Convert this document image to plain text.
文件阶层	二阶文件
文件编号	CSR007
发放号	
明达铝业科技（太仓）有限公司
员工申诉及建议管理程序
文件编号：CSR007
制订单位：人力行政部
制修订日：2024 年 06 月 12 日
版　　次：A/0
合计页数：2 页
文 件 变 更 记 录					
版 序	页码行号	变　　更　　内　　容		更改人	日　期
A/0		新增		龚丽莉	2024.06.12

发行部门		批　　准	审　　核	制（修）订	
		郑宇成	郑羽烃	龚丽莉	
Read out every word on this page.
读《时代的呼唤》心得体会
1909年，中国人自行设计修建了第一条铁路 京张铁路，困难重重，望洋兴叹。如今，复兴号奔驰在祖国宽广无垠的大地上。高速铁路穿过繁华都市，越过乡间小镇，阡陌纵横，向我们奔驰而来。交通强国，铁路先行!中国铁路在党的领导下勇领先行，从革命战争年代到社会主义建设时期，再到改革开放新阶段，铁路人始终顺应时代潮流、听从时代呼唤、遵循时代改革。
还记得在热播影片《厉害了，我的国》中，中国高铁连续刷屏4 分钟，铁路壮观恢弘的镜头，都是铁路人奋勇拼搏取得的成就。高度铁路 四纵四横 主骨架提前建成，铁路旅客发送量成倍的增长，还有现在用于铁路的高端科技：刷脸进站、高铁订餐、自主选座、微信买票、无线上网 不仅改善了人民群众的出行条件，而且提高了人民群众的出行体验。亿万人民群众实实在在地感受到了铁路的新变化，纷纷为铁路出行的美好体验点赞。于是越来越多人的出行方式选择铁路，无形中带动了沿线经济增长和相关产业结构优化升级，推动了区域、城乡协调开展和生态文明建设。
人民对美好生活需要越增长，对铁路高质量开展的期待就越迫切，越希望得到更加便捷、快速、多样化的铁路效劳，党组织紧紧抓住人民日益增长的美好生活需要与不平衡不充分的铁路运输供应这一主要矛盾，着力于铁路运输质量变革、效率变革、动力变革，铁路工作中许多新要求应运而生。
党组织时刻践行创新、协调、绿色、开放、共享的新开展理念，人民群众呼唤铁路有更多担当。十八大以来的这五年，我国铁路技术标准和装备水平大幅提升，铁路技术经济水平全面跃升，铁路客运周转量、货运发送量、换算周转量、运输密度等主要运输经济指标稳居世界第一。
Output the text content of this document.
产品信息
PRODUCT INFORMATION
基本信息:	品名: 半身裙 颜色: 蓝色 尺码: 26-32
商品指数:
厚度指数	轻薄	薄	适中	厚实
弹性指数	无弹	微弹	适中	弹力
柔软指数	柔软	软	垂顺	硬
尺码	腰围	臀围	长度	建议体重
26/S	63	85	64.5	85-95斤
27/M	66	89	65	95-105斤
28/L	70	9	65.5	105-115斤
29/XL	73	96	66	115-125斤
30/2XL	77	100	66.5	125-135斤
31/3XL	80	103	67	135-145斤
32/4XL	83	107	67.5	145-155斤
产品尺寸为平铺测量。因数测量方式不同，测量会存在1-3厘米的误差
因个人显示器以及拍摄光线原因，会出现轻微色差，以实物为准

+++

_Exercise directions_
Tell how many lines of the data include the word "text", and nothing else.

_Answer to this exercise_
2